• _Goal_: Write every record out again exactly, and keep images out of it.

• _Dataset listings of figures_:

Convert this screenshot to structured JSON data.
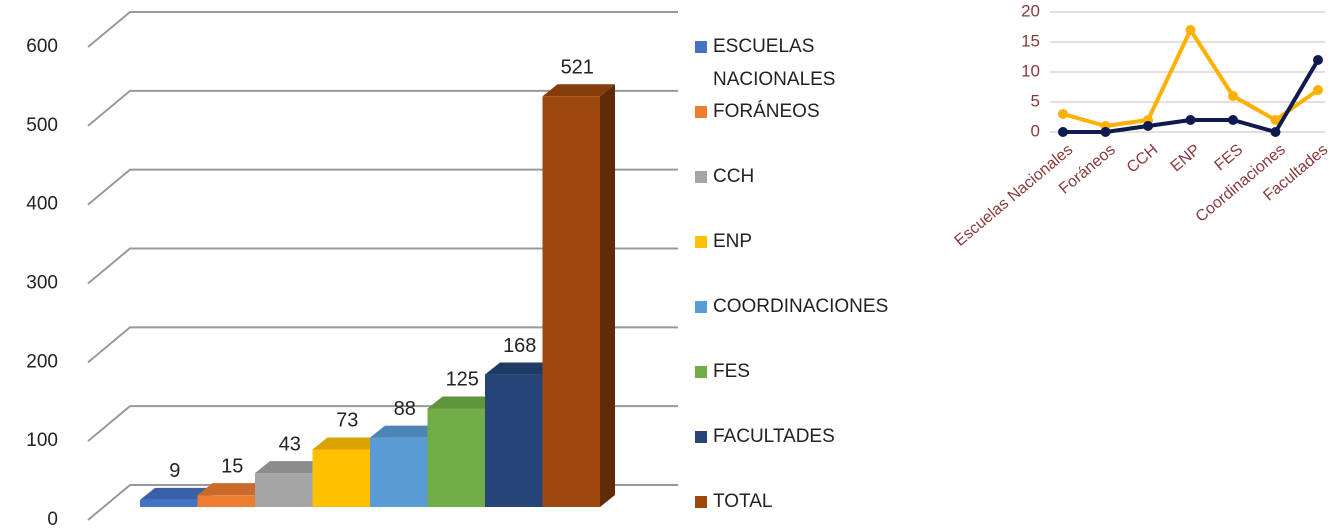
{
  "chart_data": [
    {
      "type": "bar3d",
      "series": [
        {
          "name": "ESCUELAS NACIONALES",
          "color": "#4472c4",
          "values": [
            9
          ]
        },
        {
          "name": "FORÁNEOS",
          "color": "#ed7d31",
          "values": [
            15
          ]
        },
        {
          "name": "CCH",
          "color": "#a5a5a5",
          "values": [
            43
          ]
        },
        {
          "name": "ENP",
          "color": "#ffc000",
          "values": [
            73
          ]
        },
        {
          "name": "COORDINACIONES",
          "color": "#5b9bd5",
          "values": [
            88
          ]
        },
        {
          "name": "FES",
          "color": "#70ad47",
          "values": [
            125
          ]
        },
        {
          "name": "FACULTADES",
          "color": "#264478",
          "values": [
            168
          ]
        },
        {
          "name": "TOTAL",
          "color": "#9e480e",
          "values": [
            521
          ]
        }
      ],
      "ylim": [
        0,
        600
      ],
      "yticks": [
        0,
        100,
        200,
        300,
        400,
        500,
        600
      ],
      "grid": true,
      "legend": "right"
    },
    {
      "type": "line",
      "categories": [
        "Escuelas Nacionales",
        "Foráneos",
        "CCH",
        "ENP",
        "FES",
        "Coordinaciones",
        "Facultades"
      ],
      "series": [
        {
          "color": "#ffb000",
          "values": [
            3,
            1,
            2,
            17,
            6,
            2,
            7
          ]
        },
        {
          "color": "#0f1a4f",
          "values": [
            0,
            0,
            1,
            2,
            2,
            0,
            12
          ]
        }
      ],
      "ylim": [
        0,
        20
      ],
      "yticks": [
        0,
        5,
        10,
        15,
        20
      ],
      "grid": true
    }
  ]
}
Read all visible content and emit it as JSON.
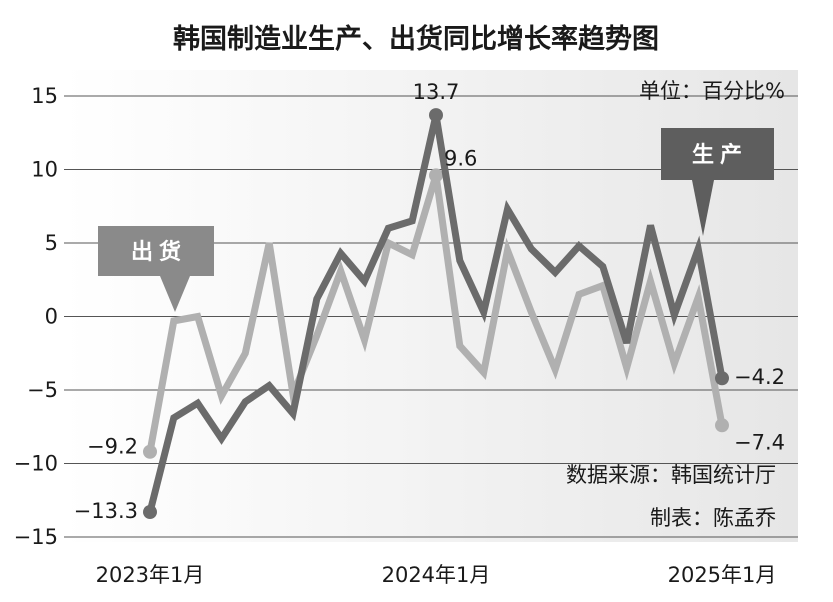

• _Exercise result_:
Convert this screenshot to structured JSON data.
{
  "chart_data": [
    {
      "type": "bar3d",
      "series": [
        {
          "name": "ESCUELAS NACIONALES",
          "color": "#4472c4",
          "values": [
            9
          ]
        },
        {
          "name": "FORÁNEOS",
          "color": "#ed7d31",
          "values": [
            15
          ]
        },
        {
          "name": "CCH",
          "color": "#a5a5a5",
          "values": [
            43
          ]
        },
        {
          "name": "ENP",
          "color": "#ffc000",
          "values": [
            73
          ]
        },
        {
          "name": "COORDINACIONES",
          "color": "#5b9bd5",
          "values": [
            88
          ]
        },
        {
          "name": "FES",
          "color": "#70ad47",
          "values": [
            125
          ]
        },
        {
          "name": "FACULTADES",
          "color": "#264478",
          "values": [
            168
          ]
        },
        {
          "name": "TOTAL",
          "color": "#9e480e",
          "values": [
            521
          ]
        }
      ],
      "ylim": [
        0,
        600
      ],
      "yticks": [
        0,
        100,
        200,
        300,
        400,
        500,
        600
      ],
      "grid": true,
      "legend": "right"
    },
    {
      "type": "line",
      "categories": [
        "Escuelas Nacionales",
        "Foráneos",
        "CCH",
        "ENP",
        "FES",
        "Coordinaciones",
        "Facultades"
      ],
      "series": [
        {
          "color": "#ffb000",
          "values": [
            3,
            1,
            2,
            17,
            6,
            2,
            7
          ]
        },
        {
          "color": "#0f1a4f",
          "values": [
            0,
            0,
            1,
            2,
            2,
            0,
            12
          ]
        }
      ],
      "ylim": [
        0,
        20
      ],
      "yticks": [
        0,
        5,
        10,
        15,
        20
      ],
      "grid": true
    }
  ]
}
Read all visible content and emit it as JSON.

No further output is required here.